**What you need to do:**
Return all the data, word for word.

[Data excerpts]
+---+
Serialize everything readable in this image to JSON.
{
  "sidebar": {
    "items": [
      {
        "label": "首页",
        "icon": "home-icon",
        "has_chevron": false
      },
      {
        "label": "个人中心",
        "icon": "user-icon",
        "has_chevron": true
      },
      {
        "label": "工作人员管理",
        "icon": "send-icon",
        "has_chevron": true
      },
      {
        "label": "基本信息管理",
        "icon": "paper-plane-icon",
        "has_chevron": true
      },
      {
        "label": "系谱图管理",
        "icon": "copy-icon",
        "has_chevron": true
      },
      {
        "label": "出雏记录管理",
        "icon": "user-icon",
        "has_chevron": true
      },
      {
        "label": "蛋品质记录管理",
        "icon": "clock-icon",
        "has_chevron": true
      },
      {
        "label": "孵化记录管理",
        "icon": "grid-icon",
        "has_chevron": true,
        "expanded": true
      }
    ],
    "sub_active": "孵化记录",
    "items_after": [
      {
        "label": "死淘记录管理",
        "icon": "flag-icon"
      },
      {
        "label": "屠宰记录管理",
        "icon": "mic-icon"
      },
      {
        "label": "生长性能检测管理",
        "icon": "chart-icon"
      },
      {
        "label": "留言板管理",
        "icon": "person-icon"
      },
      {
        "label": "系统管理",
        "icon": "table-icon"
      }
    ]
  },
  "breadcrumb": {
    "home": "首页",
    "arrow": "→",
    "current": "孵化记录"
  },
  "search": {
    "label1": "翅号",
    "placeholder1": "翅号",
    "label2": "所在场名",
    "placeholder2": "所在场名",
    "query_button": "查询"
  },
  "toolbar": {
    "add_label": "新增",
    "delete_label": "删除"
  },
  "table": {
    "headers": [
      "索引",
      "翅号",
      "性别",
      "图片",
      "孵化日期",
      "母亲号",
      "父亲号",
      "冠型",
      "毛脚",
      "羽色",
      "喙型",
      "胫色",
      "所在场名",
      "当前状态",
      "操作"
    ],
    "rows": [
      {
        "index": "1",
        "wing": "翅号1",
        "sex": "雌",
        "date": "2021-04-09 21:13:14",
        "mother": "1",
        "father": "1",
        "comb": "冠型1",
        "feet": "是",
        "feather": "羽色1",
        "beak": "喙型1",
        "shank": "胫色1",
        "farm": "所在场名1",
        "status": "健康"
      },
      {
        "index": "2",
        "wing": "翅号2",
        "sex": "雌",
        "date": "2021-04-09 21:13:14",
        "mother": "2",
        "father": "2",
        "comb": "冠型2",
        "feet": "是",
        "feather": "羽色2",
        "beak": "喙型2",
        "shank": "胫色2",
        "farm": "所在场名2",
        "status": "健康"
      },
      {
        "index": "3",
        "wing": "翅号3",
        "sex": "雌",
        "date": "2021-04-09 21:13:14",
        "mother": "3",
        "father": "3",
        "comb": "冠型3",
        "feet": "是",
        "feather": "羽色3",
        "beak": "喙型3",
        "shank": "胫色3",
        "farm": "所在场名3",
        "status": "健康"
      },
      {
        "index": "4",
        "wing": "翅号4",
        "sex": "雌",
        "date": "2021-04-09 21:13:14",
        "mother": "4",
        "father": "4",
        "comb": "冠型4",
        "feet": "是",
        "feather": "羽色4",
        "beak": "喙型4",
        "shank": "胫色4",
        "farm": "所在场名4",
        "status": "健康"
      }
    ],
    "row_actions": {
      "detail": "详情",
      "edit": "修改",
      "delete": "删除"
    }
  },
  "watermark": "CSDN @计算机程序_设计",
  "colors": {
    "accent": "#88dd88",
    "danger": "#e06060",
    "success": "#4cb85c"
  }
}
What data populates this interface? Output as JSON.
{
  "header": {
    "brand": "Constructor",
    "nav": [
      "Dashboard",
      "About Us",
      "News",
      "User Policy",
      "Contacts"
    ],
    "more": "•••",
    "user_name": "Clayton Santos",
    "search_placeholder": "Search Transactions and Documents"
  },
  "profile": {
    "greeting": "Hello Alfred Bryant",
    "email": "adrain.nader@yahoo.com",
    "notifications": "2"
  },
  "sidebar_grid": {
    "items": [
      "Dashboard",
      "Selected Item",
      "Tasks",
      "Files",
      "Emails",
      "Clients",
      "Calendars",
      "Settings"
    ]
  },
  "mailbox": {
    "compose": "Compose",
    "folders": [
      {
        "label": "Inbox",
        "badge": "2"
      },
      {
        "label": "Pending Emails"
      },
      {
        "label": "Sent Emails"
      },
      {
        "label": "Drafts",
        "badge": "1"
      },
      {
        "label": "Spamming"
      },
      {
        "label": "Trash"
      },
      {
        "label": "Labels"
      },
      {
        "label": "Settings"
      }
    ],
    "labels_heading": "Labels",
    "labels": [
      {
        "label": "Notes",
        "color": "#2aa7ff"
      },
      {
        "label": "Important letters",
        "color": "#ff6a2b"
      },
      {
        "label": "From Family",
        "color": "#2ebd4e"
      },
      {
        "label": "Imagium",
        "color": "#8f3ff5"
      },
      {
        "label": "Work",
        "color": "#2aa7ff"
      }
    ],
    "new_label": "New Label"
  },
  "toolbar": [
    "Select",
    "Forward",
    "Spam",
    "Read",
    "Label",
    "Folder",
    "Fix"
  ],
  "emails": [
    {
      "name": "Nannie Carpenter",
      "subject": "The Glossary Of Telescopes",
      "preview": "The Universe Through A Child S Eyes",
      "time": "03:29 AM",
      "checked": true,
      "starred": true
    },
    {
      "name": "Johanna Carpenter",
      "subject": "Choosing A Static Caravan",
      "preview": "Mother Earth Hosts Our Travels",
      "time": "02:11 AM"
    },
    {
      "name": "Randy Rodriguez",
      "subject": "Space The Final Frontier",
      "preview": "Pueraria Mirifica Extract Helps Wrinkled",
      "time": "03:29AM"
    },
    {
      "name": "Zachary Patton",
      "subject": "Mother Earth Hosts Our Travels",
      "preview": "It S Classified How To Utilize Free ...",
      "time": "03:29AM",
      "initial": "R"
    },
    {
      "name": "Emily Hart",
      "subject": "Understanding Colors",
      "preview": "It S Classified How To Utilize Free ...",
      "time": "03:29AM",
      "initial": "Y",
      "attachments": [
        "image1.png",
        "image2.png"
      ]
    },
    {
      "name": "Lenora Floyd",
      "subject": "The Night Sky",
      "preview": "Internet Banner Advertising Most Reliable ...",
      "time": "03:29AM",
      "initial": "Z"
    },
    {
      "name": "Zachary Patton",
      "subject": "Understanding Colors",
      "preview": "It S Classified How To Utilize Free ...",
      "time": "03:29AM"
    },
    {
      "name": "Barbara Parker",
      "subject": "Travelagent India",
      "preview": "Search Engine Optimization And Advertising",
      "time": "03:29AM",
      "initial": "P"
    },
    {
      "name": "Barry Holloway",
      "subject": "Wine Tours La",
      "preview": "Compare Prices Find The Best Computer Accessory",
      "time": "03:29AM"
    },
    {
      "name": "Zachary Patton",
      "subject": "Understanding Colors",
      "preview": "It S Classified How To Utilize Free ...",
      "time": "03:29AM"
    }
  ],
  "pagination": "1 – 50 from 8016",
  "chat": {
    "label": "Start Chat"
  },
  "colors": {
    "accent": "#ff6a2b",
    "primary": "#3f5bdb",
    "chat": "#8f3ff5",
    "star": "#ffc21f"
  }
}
+---+
**Solution:**
Serialize everything readable in this image to JSON.
{
  "sidebar": {
    "items": [
      {
        "label": "首页",
        "icon": "home-icon",
        "has_chevron": false
      },
      {
        "label": "个人中心",
        "icon": "user-icon",
        "has_chevron": true
      },
      {
        "label": "工作人员管理",
        "icon": "send-icon",
        "has_chevron": true
      },
      {
        "label": "基本信息管理",
        "icon": "paper-plane-icon",
        "has_chevron": true
      },
      {
        "label": "系谱图管理",
        "icon": "copy-icon",
        "has_chevron": true
      },
      {
        "label": "出雏记录管理",
        "icon": "user-icon",
        "has_chevron": true
      },
      {
        "label": "蛋品质记录管理",
        "icon": "clock-icon",
        "has_chevron": true
      },
      {
        "label": "孵化记录管理",
        "icon": "grid-icon",
        "has_chevron": true,
        "expanded": true
      }
    ],
    "sub_active": "孵化记录",
    "items_after": [
      {
        "label": "死淘记录管理",
        "icon": "flag-icon"
      },
      {
        "label": "屠宰记录管理",
        "icon": "mic-icon"
      },
      {
        "label": "生长性能检测管理",
        "icon": "chart-icon"
      },
      {
        "label": "留言板管理",
        "icon": "person-icon"
      },
      {
        "label": "系统管理",
        "icon": "table-icon"
      }
    ]
  },
  "breadcrumb": {
    "home": "首页",
    "arrow": "→",
    "current": "孵化记录"
  },
  "search": {
    "label1": "翅号",
    "placeholder1": "翅号",
    "label2": "所在场名",
    "placeholder2": "所在场名",
    "query_button": "查询"
  },
  "toolbar": {
    "add_label": "新增",
    "delete_label": "删除"
  },
  "table": {
    "headers": [
      "索引",
      "翅号",
      "性别",
      "图片",
      "孵化日期",
      "母亲号",
      "父亲号",
      "冠型",
      "毛脚",
      "羽色",
      "喙型",
      "胫色",
      "所在场名",
      "当前状态",
      "操作"
    ],
    "rows": [
      {
        "index": "1",
        "wing": "翅号1",
        "sex": "雌",
        "date": "2021-04-09 21:13:14",
        "mother": "1",
        "father": "1",
        "comb": "冠型1",
        "feet": "是",
        "feather": "羽色1",
        "beak": "喙型1",
        "shank": "胫色1",
        "farm": "所在场名1",
        "status": "健康"
      },
      {
        "index": "2",
        "wing": "翅号2",
        "sex": "雌",
        "date": "2021-04-09 21:13:14",
        "mother": "2",
        "father": "2",
        "comb": "冠型2",
        "feet": "是",
        "feather": "羽色2",
        "beak": "喙型2",
        "shank": "胫色2",
        "farm": "所在场名2",
        "status": "健康"
      },
      {
        "index": "3",
        "wing": "翅号3",
        "sex": "雌",
        "date": "2021-04-09 21:13:14",
        "mother": "3",
        "father": "3",
        "comb": "冠型3",
        "feet": "是",
        "feather": "羽色3",
        "beak": "喙型3",
        "shank": "胫色3",
        "farm": "所在场名3",
        "status": "健康"
      },
      {
        "index": "4",
        "wing": "翅号4",
        "sex": "雌",
        "date": "2021-04-09 21:13:14",
        "mother": "4",
        "father": "4",
        "comb": "冠型4",
        "feet": "是",
        "feather": "羽色4",
        "beak": "喙型4",
        "shank": "胫色4",
        "farm": "所在场名4",
        "status": "健康"
      }
    ],
    "row_actions": {
      "detail": "详情",
      "edit": "修改",
      "delete": "删除"
    }
  },
  "watermark": "CSDN @计算机程序_设计",
  "colors": {
    "accent": "#88dd88",
    "danger": "#e06060",
    "success": "#4cb85c"
  }
}
What data populates this interface? Output as JSON.
{
  "header": {
    "brand": "Constructor",
    "nav": [
      "Dashboard",
      "About Us",
      "News",
      "User Policy",
      "Contacts"
    ],
    "more": "•••",
    "user_name": "Clayton Santos",
    "search_placeholder": "Search Transactions and Documents"
  },
  "profile": {
    "greeting": "Hello Alfred Bryant",
    "email": "adrain.nader@yahoo.com",
    "notifications": "2"
  },
  "sidebar_grid": {
    "items": [
      "Dashboard",
      "Selected Item",
      "Tasks",
      "Files",
      "Emails",
      "Clients",
      "Calendars",
      "Settings"
    ]
  },
  "mailbox": {
    "compose": "Compose",
    "folders": [
      {
        "label": "Inbox",
        "badge": "2"
      },
      {
        "label": "Pending Emails"
      },
      {
        "label": "Sent Emails"
      },
      {
        "label": "Drafts",
        "badge": "1"
      },
      {
        "label": "Spamming"
      },
      {
        "label": "Trash"
      },
      {
        "label": "Labels"
      },
      {
        "label": "Settings"
      }
    ],
    "labels_heading": "Labels",
    "labels": [
      {
        "label": "Notes",
        "color": "#2aa7ff"
      },
      {
        "label": "Important letters",
        "color": "#ff6a2b"
      },
      {
        "label": "From Family",
        "color": "#2ebd4e"
      },
      {
        "label": "Imagium",
        "color": "#8f3ff5"
      },
      {
        "label": "Work",
        "color": "#2aa7ff"
      }
    ],
    "new_label": "New Label"
  },
  "toolbar": [
    "Select",
    "Forward",
    "Spam",
    "Read",
    "Label",
    "Folder",
    "Fix"
  ],
  "emails": [
    {
      "name": "Nannie Carpenter",
      "subject": "The Glossary Of Telescopes",
      "preview": "The Universe Through A Child S Eyes",
      "time": "03:29 AM",
      "checked": true,
      "starred": true
    },
    {
      "name": "Johanna Carpenter",
      "subject": "Choosing A Static Caravan",
      "preview": "Mother Earth Hosts Our Travels",
      "time": "02:11 AM"
    },
    {
      "name": "Randy Rodriguez",
      "subject": "Space The Final Frontier",
      "preview": "Pueraria Mirifica Extract Helps Wrinkled",
      "time": "03:29AM"
    },
    {
      "name": "Zachary Patton",
      "subject": "Mother Earth Hosts Our Travels",
      "preview": "It S Classified How To Utilize Free ...",
      "time": "03:29AM",
      "initial": "R"
    },
    {
      "name": "Emily Hart",
      "subject": "Understanding Colors",
      "preview": "It S Classified How To Utilize Free ...",
      "time": "03:29AM",
      "initial": "Y",
      "attachments": [
        "image1.png",
        "image2.png"
      ]
    },
    {
      "name": "Lenora Floyd",
      "subject": "The Night Sky",
      "preview": "Internet Banner Advertising Most Reliable ...",
      "time": "03:29AM",
      "initial": "Z"
    },
    {
      "name": "Zachary Patton",
      "subject": "Understanding Colors",
      "preview": "It S Classified How To Utilize Free ...",
      "time": "03:29AM"
    },
    {
      "name": "Barbara Parker",
      "subject": "Travelagent India",
      "preview": "Search Engine Optimization And Advertising",
      "time": "03:29AM",
      "initial": "P"
    },
    {
      "name": "Barry Holloway",
      "subject": "Wine Tours La",
      "preview": "Compare Prices Find The Best Computer Accessory",
      "time": "03:29AM"
    },
    {
      "name": "Zachary Patton",
      "subject": "Understanding Colors",
      "preview": "It S Classified How To Utilize Free ...",
      "time": "03:29AM"
    }
  ],
  "pagination": "1 – 50 from 8016",
  "chat": {
    "label": "Start Chat"
  },
  "colors": {
    "accent": "#ff6a2b",
    "primary": "#3f5bdb",
    "chat": "#8f3ff5",
    "star": "#ffc21f"
  }
}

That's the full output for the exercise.